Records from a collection
☆ ☆ ☆ ☆ ☆ ☆ ☆
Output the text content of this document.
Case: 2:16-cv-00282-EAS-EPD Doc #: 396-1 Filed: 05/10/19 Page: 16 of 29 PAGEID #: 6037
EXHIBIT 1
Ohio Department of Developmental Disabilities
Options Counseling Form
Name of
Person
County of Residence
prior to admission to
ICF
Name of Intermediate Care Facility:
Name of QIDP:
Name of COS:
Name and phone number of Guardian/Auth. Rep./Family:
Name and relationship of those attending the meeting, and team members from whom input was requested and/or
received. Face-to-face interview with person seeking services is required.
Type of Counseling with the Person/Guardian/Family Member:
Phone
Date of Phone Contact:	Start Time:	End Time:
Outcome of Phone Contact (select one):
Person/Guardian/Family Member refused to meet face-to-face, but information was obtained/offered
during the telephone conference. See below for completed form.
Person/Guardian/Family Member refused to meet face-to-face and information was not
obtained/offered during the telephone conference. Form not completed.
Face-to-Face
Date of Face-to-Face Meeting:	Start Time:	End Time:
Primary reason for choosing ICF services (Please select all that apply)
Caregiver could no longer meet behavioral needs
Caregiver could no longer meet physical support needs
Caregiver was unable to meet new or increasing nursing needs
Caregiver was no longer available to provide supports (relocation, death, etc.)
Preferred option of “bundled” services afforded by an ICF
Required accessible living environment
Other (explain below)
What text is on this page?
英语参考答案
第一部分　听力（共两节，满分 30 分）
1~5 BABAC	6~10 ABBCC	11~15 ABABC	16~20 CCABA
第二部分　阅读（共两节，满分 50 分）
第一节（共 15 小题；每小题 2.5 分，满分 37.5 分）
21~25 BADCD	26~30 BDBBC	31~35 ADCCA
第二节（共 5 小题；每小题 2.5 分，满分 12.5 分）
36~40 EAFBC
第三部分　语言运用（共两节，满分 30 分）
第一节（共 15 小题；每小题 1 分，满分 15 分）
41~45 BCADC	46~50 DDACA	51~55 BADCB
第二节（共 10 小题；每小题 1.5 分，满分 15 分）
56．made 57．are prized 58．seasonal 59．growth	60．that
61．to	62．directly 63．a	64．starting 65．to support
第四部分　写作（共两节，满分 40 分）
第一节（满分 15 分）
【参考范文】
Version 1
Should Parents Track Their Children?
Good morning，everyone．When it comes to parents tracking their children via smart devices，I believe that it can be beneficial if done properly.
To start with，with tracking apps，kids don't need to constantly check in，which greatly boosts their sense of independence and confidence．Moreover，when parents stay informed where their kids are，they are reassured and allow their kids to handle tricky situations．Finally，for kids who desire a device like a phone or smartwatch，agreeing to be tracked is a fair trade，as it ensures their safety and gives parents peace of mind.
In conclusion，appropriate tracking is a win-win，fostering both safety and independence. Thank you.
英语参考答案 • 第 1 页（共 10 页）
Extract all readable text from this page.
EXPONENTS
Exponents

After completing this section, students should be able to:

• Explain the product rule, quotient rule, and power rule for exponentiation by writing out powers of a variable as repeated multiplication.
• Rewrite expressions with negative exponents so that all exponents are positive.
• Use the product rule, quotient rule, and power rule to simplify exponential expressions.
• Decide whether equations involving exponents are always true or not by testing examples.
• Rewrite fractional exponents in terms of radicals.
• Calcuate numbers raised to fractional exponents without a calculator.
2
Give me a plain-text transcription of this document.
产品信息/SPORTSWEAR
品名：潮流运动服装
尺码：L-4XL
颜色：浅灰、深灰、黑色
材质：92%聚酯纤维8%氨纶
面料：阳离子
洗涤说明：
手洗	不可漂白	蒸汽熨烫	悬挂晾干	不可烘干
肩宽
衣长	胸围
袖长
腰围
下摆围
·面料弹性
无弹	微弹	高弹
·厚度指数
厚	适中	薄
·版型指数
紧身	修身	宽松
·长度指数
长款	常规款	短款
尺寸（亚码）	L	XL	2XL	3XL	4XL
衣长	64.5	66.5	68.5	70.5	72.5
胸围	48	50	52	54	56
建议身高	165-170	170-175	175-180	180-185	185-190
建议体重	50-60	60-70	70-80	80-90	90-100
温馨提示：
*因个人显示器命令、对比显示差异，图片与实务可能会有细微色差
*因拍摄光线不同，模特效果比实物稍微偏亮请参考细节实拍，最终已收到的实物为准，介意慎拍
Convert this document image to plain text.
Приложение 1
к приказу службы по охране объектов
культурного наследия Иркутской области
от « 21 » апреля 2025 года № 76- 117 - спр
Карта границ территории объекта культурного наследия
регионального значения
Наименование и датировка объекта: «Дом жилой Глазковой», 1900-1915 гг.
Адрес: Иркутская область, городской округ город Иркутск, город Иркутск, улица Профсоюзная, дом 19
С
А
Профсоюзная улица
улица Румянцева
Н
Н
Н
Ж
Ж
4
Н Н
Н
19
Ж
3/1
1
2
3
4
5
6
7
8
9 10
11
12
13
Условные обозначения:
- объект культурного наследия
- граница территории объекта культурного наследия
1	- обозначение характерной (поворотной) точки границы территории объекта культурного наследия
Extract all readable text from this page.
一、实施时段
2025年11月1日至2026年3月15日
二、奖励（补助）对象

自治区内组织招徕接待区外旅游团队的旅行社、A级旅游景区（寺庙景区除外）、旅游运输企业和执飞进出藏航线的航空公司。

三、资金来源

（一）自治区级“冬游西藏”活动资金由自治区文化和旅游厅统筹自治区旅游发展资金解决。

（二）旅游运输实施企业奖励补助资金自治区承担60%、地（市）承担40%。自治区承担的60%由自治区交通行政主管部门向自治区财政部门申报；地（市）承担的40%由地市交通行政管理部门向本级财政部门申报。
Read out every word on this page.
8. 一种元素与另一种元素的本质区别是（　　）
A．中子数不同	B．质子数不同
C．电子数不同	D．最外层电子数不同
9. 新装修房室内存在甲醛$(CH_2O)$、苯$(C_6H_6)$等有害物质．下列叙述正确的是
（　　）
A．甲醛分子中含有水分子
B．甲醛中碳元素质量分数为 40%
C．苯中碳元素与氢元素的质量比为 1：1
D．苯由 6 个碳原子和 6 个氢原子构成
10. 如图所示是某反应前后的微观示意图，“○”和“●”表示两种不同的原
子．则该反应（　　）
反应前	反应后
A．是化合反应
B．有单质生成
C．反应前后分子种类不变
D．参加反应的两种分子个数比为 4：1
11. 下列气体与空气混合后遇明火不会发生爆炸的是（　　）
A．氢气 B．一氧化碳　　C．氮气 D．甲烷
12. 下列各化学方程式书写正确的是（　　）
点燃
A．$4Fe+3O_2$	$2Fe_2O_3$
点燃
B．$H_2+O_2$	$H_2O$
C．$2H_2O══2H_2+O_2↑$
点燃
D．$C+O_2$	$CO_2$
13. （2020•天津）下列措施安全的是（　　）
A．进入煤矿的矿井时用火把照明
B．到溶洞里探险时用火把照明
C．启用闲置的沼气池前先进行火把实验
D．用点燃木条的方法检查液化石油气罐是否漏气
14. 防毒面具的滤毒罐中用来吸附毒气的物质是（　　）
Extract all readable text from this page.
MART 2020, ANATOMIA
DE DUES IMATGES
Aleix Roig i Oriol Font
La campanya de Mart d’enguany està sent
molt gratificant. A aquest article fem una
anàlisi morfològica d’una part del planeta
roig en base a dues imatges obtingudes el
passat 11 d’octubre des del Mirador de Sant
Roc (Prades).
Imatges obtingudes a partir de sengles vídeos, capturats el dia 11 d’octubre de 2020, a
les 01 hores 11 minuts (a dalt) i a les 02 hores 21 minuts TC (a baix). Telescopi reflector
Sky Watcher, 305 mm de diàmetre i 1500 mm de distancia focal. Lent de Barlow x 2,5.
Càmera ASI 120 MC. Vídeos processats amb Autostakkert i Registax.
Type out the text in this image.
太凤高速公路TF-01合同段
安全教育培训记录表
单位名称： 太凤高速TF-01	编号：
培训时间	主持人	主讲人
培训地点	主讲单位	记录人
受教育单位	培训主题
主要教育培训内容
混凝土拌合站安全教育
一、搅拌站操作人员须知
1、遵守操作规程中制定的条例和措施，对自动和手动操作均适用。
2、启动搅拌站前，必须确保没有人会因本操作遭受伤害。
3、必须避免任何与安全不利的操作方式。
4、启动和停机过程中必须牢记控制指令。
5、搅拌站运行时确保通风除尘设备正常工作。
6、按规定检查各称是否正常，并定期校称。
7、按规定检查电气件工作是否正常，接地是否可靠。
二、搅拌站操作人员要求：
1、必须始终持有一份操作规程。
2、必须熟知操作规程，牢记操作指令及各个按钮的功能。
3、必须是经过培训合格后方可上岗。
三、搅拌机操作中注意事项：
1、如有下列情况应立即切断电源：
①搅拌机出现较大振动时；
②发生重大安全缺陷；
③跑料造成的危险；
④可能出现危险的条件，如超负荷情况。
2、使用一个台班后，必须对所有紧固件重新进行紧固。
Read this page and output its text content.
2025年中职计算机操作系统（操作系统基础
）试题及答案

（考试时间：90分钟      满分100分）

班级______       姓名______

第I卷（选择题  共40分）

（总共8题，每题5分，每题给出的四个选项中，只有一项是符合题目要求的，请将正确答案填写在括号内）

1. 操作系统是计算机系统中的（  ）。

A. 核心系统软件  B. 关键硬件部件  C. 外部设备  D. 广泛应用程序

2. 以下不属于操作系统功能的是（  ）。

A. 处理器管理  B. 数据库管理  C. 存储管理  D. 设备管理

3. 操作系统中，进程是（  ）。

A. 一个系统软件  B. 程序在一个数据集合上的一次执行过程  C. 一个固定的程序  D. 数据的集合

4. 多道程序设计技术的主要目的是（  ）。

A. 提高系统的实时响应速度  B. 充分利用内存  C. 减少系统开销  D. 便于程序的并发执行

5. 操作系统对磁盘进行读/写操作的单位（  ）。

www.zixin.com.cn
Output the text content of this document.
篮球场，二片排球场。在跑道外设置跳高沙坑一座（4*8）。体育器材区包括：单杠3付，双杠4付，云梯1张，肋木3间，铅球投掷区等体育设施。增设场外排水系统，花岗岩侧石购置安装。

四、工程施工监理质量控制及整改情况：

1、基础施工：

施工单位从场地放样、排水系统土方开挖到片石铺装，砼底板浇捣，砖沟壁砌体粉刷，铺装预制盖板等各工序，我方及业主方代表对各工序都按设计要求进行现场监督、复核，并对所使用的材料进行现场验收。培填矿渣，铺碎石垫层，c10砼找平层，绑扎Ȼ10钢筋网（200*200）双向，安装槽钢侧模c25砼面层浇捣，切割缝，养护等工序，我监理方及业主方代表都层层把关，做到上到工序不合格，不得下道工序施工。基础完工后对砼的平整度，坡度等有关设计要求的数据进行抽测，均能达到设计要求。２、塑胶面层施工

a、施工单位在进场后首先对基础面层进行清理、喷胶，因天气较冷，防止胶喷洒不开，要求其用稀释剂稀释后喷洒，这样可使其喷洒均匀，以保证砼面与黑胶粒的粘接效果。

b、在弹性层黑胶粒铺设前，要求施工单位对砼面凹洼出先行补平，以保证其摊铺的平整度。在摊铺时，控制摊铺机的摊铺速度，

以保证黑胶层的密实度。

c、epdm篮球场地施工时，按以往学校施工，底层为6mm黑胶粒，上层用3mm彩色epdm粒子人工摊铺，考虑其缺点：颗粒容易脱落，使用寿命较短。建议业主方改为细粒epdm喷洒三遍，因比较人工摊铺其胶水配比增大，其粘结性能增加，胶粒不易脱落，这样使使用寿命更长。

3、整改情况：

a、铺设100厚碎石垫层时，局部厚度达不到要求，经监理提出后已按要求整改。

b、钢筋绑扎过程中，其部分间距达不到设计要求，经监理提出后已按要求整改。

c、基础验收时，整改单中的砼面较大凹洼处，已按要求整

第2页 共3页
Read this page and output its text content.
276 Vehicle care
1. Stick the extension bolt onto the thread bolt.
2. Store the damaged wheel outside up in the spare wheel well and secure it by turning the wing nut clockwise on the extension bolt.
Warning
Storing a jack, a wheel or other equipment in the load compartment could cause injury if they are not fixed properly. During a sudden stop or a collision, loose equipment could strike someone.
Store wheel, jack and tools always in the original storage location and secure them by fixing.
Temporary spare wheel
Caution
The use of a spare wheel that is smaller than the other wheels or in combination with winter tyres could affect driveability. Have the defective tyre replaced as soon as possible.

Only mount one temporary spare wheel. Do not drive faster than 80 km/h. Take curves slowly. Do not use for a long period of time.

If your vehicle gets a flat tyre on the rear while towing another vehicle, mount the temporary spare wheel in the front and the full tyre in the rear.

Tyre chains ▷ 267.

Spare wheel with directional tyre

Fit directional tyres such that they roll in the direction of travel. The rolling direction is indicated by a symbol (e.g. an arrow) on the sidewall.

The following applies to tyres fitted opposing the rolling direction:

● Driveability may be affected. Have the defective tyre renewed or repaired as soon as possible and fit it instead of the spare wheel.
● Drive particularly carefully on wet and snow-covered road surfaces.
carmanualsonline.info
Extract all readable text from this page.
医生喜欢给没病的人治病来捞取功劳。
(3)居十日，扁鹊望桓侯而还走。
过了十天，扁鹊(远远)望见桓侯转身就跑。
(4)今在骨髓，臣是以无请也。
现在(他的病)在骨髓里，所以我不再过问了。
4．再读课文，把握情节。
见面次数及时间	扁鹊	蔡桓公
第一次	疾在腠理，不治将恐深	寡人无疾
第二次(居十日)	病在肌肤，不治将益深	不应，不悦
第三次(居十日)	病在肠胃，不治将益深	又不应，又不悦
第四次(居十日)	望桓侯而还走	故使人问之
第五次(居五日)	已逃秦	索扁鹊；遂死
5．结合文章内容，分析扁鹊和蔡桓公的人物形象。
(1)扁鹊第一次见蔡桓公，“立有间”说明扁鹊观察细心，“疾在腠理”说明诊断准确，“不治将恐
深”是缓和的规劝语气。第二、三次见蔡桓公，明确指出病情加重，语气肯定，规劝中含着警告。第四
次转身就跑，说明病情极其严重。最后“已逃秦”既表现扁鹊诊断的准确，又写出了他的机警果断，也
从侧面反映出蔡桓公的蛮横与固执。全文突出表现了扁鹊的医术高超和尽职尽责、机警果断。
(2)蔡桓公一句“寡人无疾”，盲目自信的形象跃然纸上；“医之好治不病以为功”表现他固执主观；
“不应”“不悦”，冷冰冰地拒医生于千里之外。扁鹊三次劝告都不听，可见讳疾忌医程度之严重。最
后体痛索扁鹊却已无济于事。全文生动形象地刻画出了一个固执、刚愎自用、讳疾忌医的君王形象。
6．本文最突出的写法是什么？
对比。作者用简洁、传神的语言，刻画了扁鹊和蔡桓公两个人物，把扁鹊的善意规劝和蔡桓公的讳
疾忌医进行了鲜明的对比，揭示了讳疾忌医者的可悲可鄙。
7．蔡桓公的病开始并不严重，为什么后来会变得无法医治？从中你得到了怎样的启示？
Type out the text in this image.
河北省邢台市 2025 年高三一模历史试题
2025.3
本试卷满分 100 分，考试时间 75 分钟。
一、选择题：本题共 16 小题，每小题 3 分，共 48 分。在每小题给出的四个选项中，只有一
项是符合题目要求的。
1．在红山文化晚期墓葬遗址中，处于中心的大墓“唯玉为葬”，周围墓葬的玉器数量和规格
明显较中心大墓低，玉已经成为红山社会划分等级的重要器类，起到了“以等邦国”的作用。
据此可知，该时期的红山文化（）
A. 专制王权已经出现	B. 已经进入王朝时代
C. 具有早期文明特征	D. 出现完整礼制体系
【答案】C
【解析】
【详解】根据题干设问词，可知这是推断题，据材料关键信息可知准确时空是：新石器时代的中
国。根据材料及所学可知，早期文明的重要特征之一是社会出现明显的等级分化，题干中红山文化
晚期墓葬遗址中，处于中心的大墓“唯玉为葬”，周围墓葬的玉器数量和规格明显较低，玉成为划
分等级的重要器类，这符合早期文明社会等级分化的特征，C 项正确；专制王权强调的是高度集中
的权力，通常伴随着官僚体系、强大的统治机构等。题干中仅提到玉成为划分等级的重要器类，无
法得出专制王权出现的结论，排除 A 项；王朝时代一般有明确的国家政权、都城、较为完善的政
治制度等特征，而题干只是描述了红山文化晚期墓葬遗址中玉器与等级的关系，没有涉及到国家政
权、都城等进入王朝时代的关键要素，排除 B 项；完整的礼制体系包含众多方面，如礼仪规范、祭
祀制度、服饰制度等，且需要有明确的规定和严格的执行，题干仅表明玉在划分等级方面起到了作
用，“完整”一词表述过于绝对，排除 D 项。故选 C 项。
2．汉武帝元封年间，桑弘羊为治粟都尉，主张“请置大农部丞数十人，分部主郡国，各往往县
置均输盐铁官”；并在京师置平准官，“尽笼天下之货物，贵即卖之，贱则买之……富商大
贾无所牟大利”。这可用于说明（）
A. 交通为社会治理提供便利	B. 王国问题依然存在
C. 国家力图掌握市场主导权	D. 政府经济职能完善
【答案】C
☆ ☆ ☆ ☆ ☆ ☆ ☆
* _Your goal_
From the records above, work out how many lines contain the string "fractional". Give only the number.

* _Reply_
2